The task> Without any of the pictures, set down the data below exactly.

Data records>
****************************************
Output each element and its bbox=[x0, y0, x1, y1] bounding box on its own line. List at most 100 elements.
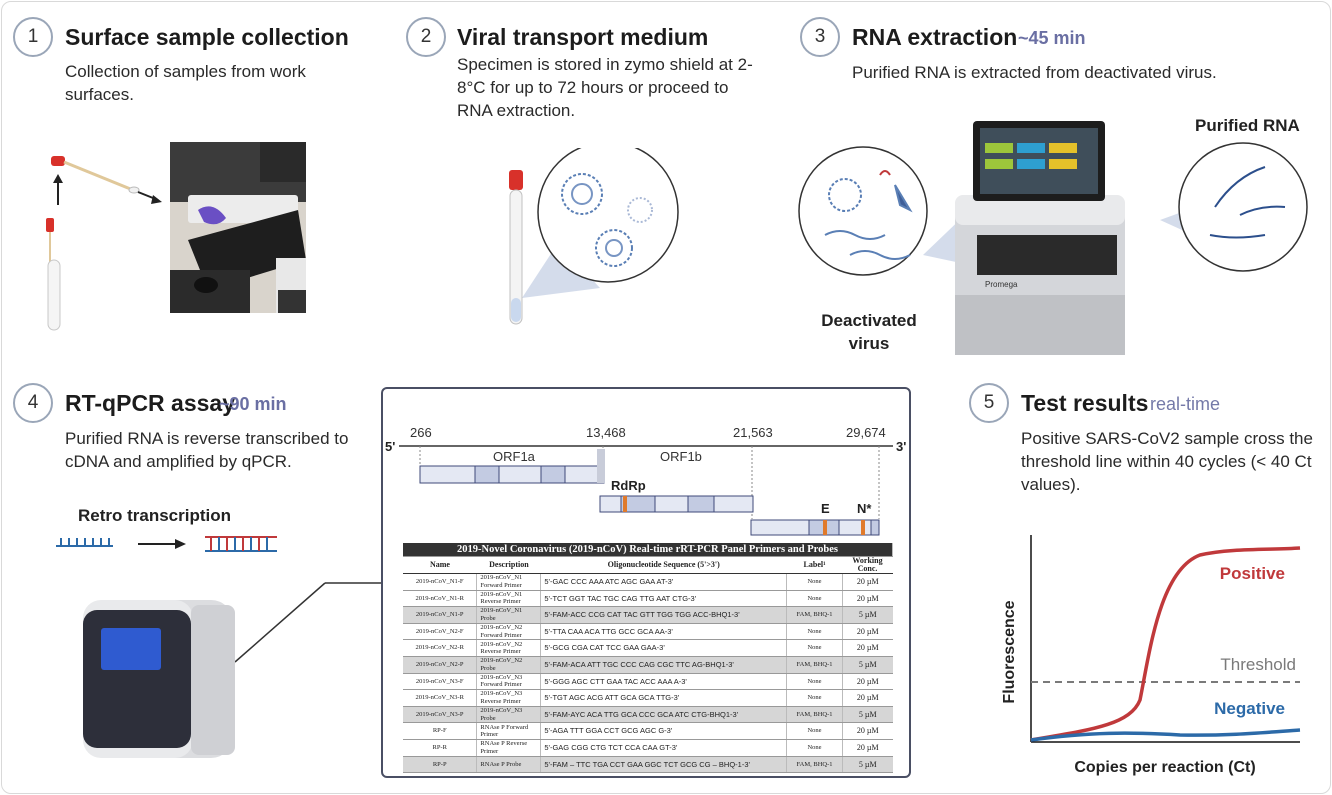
step-3-time: ~45 min bbox=[1018, 28, 1086, 48]
arrow-up-icon bbox=[53, 174, 63, 183]
threshold-label: Threshold bbox=[1220, 655, 1296, 674]
genome-position-2: 13,468 bbox=[586, 425, 626, 440]
orf1b-label: ORF1b bbox=[660, 449, 702, 464]
row-sequence: 5'-TTA CAA ACA TTG GCC GCA AA-3' bbox=[540, 623, 788, 641]
transport-medium-illustration bbox=[509, 148, 679, 325]
row-concentration: 20 µM bbox=[842, 623, 893, 641]
orf1a-gene-block bbox=[419, 449, 605, 484]
row-concentration: 5 µM bbox=[842, 606, 893, 624]
row-name: 2019-nCoV_N3-F bbox=[403, 673, 478, 691]
genome-position-4: 29,674 bbox=[846, 425, 886, 440]
row-sequence: 5'-FAM – TTC TGA CCT GAA GGC TCT GCG CG … bbox=[540, 756, 788, 774]
negative-label: Negative bbox=[1214, 699, 1285, 718]
genome-3-prime: 3' bbox=[896, 439, 906, 454]
deactivated-virus-icon bbox=[824, 170, 913, 260]
step-1-number: 1 bbox=[13, 17, 53, 57]
row-description: 2019-nCoV_N2 Probe bbox=[476, 656, 542, 674]
structural-genes-block bbox=[750, 519, 880, 536]
arrow-right-icon bbox=[151, 195, 162, 204]
step-1-title: Surface sample collection bbox=[65, 24, 349, 50]
chart-ylabel: Fluorescence bbox=[1001, 600, 1018, 703]
row-sequence: 5'-FAM-ACC CCG CAT TAC GTT TGG TGG ACC-B… bbox=[540, 606, 788, 624]
row-label: None bbox=[786, 623, 843, 641]
row-concentration: 20 µM bbox=[842, 673, 893, 691]
row-name: 2019-nCoV_N1-P bbox=[403, 606, 478, 624]
step-5-description: Positive SARS-CoV2 sample cross the thre… bbox=[1021, 429, 1313, 494]
sample-tube-icon bbox=[46, 218, 61, 331]
orf1a-label: ORF1a bbox=[493, 449, 536, 464]
step-5-title: Test results bbox=[1021, 390, 1149, 416]
row-description: RNAse P Probe bbox=[476, 756, 542, 774]
positive-curve bbox=[1030, 546, 1301, 742]
row-sequence: 5'-GAC CCC AAA ATC AGC GAA AT-3' bbox=[540, 573, 788, 591]
row-label: None bbox=[786, 673, 843, 691]
step-3-description: Purified RNA is extracted from deactivat… bbox=[852, 63, 1217, 82]
row-concentration: 20 µM bbox=[842, 639, 893, 657]
purified-rna-label: Purified RNA bbox=[1195, 116, 1300, 135]
magnified-circle bbox=[537, 148, 679, 283]
step-2-description: Specimen is stored in zymo shield at 2-8… bbox=[457, 55, 753, 120]
step-5-time: real-time bbox=[1150, 394, 1221, 414]
row-name: 2019-nCoV_N3-P bbox=[403, 706, 478, 724]
panel-connector bbox=[234, 582, 326, 663]
step-3-number: 3 bbox=[800, 17, 840, 57]
step-4-description: Purified RNA is reverse transcribed to c… bbox=[65, 429, 349, 471]
purified-rna-circle bbox=[1178, 142, 1308, 272]
row-description: 2019-nCoV_N1 Forward Primer bbox=[476, 573, 542, 591]
negative-curve bbox=[1030, 728, 1301, 742]
e-gene-label: E bbox=[821, 501, 830, 516]
genome-map: 5' 3' 266 13,468 21,563 29,674 ORF1a ORF… bbox=[385, 425, 906, 536]
row-label: FAM, BHQ-1 bbox=[786, 706, 843, 724]
row-sequence: 5'-GGG AGC CTT GAA TAC ACC AAA A-3' bbox=[540, 673, 788, 691]
row-sequence: 5'-TGT AGC ACG ATT GCA GCA TTG-3' bbox=[540, 689, 788, 707]
rt-qpcr-illustration bbox=[56, 536, 381, 758]
step-3-title: RNA extraction bbox=[852, 24, 1018, 50]
transport-tube-icon bbox=[509, 170, 523, 325]
row-label: None bbox=[786, 739, 843, 757]
row-label: None bbox=[786, 722, 843, 740]
row-description: RNAse P Forward Primer bbox=[476, 722, 542, 740]
deactivated-virus-label: Deactivated virus bbox=[821, 311, 917, 353]
virus-icon bbox=[561, 173, 653, 267]
column-header-label: Label¹ bbox=[786, 556, 843, 574]
row-concentration: 20 µM bbox=[842, 689, 893, 707]
row-description: 2019-nCoV_N2 Reverse Primer bbox=[476, 639, 542, 657]
row-concentration: 5 µM bbox=[842, 656, 893, 674]
step-2-title: Viral transport medium bbox=[457, 24, 709, 50]
row-description: RNAse P Reverse Primer bbox=[476, 739, 542, 757]
row-sequence: 5'-FAM-AYC ACA TTG GCA CCC GCA ATC CTG-B… bbox=[540, 706, 788, 724]
row-name: 2019-nCoV_N1-F bbox=[403, 573, 478, 591]
step-1-description: Collection of samples from work surfaces… bbox=[65, 62, 306, 104]
n-gene-label: N* bbox=[857, 501, 872, 516]
row-label: None bbox=[786, 689, 843, 707]
primer-table: 2019-Novel Coronavirus (2019-nCoV) Real-… bbox=[403, 543, 893, 774]
step-5-number: 5 bbox=[969, 383, 1009, 423]
rna-strand-icon bbox=[1209, 166, 1286, 239]
row-description: 2019-nCoV_N1 Reverse Primer bbox=[476, 590, 542, 608]
row-name: RP-P bbox=[403, 756, 478, 774]
row-name: RP-R bbox=[403, 739, 478, 757]
row-description: 2019-nCoV_N1 Probe bbox=[476, 606, 542, 624]
row-description: 2019-nCoV_N3 Reverse Primer bbox=[476, 689, 542, 707]
primer-panel: 5' 3' 266 13,468 21,563 29,674 ORF1a ORF… bbox=[381, 387, 911, 778]
step-2-number: 2 bbox=[406, 17, 446, 57]
genome-position-3: 21,563 bbox=[733, 425, 773, 440]
positive-label: Positive bbox=[1220, 564, 1285, 583]
row-name: RP-F bbox=[403, 722, 478, 740]
extraction-instrument: Promega bbox=[955, 121, 1125, 355]
row-name: 2019-nCoV_N2-R bbox=[403, 639, 478, 657]
single-strand-rna-icon bbox=[56, 538, 113, 547]
step-4-time: ~90 min bbox=[219, 394, 287, 414]
row-sequence: 5'-GAG CGG CTG TCT CCA CAA GT-3' bbox=[540, 739, 788, 757]
row-concentration: 20 µM bbox=[842, 722, 893, 740]
row-concentration: 5 µM bbox=[842, 756, 893, 774]
row-concentration: 20 µM bbox=[842, 590, 893, 608]
row-sequence: 5'-GCG CGA CAT TCC GAA GAA-3' bbox=[540, 639, 788, 657]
****************************************
Expected answer>
Output each element and its bbox=[x0, y0, x1, y1] bounding box on its own line. List at most 100 elements.
step-3-time: ~45 min bbox=[1018, 28, 1086, 48]
arrow-up-icon bbox=[53, 174, 63, 183]
threshold-label: Threshold bbox=[1220, 655, 1296, 674]
genome-position-2: 13,468 bbox=[586, 425, 626, 440]
orf1b-label: ORF1b bbox=[660, 449, 702, 464]
row-sequence: 5'-TTA CAA ACA TTG GCC GCA AA-3' bbox=[540, 623, 788, 641]
transport-medium-illustration bbox=[509, 148, 679, 325]
row-concentration: 20 µM bbox=[842, 623, 893, 641]
orf1a-gene-block bbox=[419, 449, 605, 484]
row-concentration: 5 µM bbox=[842, 606, 893, 624]
row-name: 2019-nCoV_N3-F bbox=[403, 673, 478, 691]
genome-position-4: 29,674 bbox=[846, 425, 886, 440]
row-sequence: 5'-FAM – TTC TGA CCT GAA GGC TCT GCG CG … bbox=[540, 756, 788, 774]
negative-label: Negative bbox=[1214, 699, 1285, 718]
genome-3-prime: 3' bbox=[896, 439, 906, 454]
deactivated-virus-icon bbox=[824, 170, 913, 260]
step-1-number: 1 bbox=[13, 17, 53, 57]
row-description: 2019-nCoV_N2 Probe bbox=[476, 656, 542, 674]
structural-genes-block bbox=[750, 519, 880, 536]
arrow-right-icon bbox=[151, 195, 162, 204]
step-1-title: Surface sample collection bbox=[65, 24, 349, 50]
chart-ylabel: Fluorescence bbox=[1001, 600, 1018, 703]
row-sequence: 5'-FAM-ACC CCG CAT TAC GTT TGG TGG ACC-B… bbox=[540, 606, 788, 624]
row-label: None bbox=[786, 623, 843, 641]
row-concentration: 20 µM bbox=[842, 673, 893, 691]
row-name: 2019-nCoV_N1-P bbox=[403, 606, 478, 624]
step-5-description: Positive SARS-CoV2 sample cross the thre… bbox=[1021, 429, 1313, 494]
sample-tube-icon bbox=[46, 218, 61, 331]
orf1a-label: ORF1a bbox=[493, 449, 536, 464]
step-5-title: Test results bbox=[1021, 390, 1149, 416]
row-description: RNAse P Probe bbox=[476, 756, 542, 774]
positive-curve bbox=[1030, 546, 1301, 742]
row-sequence: 5'-GAC CCC AAA ATC AGC GAA AT-3' bbox=[540, 573, 788, 591]
row-label: None bbox=[786, 673, 843, 691]
step-3-description: Purified RNA is extracted from deactivat… bbox=[852, 63, 1217, 82]
row-concentration: 20 µM bbox=[842, 639, 893, 657]
purified-rna-label: Purified RNA bbox=[1195, 116, 1300, 135]
magnified-circle bbox=[537, 148, 679, 283]
step-2-description: Specimen is stored in zymo shield at 2-8… bbox=[457, 55, 753, 120]
step-5-time: real-time bbox=[1150, 394, 1221, 414]
row-name: 2019-nCoV_N3-P bbox=[403, 706, 478, 724]
panel-connector bbox=[234, 582, 326, 663]
step-3-number: 3 bbox=[800, 17, 840, 57]
step-4-description: Purified RNA is reverse transcribed to c… bbox=[65, 429, 349, 471]
purified-rna-circle bbox=[1178, 142, 1308, 272]
row-description: 2019-nCoV_N1 Forward Primer bbox=[476, 573, 542, 591]
negative-curve bbox=[1030, 728, 1301, 742]
e-gene-label: E bbox=[821, 501, 830, 516]
genome-map: 5' 3' 266 13,468 21,563 29,674 ORF1a ORF… bbox=[385, 425, 906, 536]
row-label: FAM, BHQ-1 bbox=[786, 706, 843, 724]
row-sequence: 5'-GGG AGC CTT GAA TAC ACC AAA A-3' bbox=[540, 673, 788, 691]
row-sequence: 5'-TGT AGC ACG ATT GCA GCA TTG-3' bbox=[540, 689, 788, 707]
rt-qpcr-illustration bbox=[56, 536, 381, 758]
step-3-title: RNA extraction bbox=[852, 24, 1018, 50]
transport-tube-icon bbox=[509, 170, 523, 325]
row-label: None bbox=[786, 739, 843, 757]
row-label: None bbox=[786, 722, 843, 740]
row-description: RNAse P Forward Primer bbox=[476, 722, 542, 740]
deactivated-virus-label: Deactivated virus bbox=[821, 311, 917, 353]
virus-icon bbox=[561, 173, 653, 267]
column-header-label: Label¹ bbox=[786, 556, 843, 574]
row-concentration: 20 µM bbox=[842, 689, 893, 707]
row-description: 2019-nCoV_N2 Reverse Primer bbox=[476, 639, 542, 657]
row-concentration: 5 µM bbox=[842, 656, 893, 674]
step-2-title: Viral transport medium bbox=[457, 24, 709, 50]
row-description: RNAse P Reverse Primer bbox=[476, 739, 542, 757]
row-sequence: 5'-FAM-AYC ACA TTG GCA CCC GCA ATC CTG-B… bbox=[540, 706, 788, 724]
row-name: 2019-nCoV_N1-F bbox=[403, 573, 478, 591]
step-1-description: Collection of samples from work surfaces… bbox=[65, 62, 306, 104]
n-gene-label: N* bbox=[857, 501, 872, 516]
row-label: None bbox=[786, 689, 843, 707]
primer-table: 2019-Novel Coronavirus (2019-nCoV) Real-… bbox=[403, 543, 893, 774]
step-5-number: 5 bbox=[969, 383, 1009, 423]
rna-strand-icon bbox=[1209, 166, 1286, 239]
row-description: 2019-nCoV_N1 Reverse Primer bbox=[476, 590, 542, 608]
row-name: RP-P bbox=[403, 756, 478, 774]
row-name: RP-R bbox=[403, 739, 478, 757]
row-description: 2019-nCoV_N1 Probe bbox=[476, 606, 542, 624]
row-description: 2019-nCoV_N3 Reverse Primer bbox=[476, 689, 542, 707]
primer-panel: 5' 3' 266 13,468 21,563 29,674 ORF1a ORF… bbox=[381, 387, 911, 778]
step-2-number: 2 bbox=[406, 17, 446, 57]
genome-position-3: 21,563 bbox=[733, 425, 773, 440]
positive-label: Positive bbox=[1220, 564, 1285, 583]
row-name: RP-F bbox=[403, 722, 478, 740]
extraction-instrument: Promega bbox=[955, 121, 1125, 355]
row-name: 2019-nCoV_N2-R bbox=[403, 639, 478, 657]
single-strand-rna-icon bbox=[56, 538, 113, 547]
step-4-time: ~90 min bbox=[219, 394, 287, 414]
row-sequence: 5'-GAG CGG CTG TCT CCA CAA GT-3' bbox=[540, 739, 788, 757]
row-concentration: 20 µM bbox=[842, 722, 893, 740]
row-concentration: 5 µM bbox=[842, 756, 893, 774]
row-concentration: 20 µM bbox=[842, 590, 893, 608]
row-sequence: 5'-GCG CGA CAT TCC GAA GAA-3' bbox=[540, 639, 788, 657]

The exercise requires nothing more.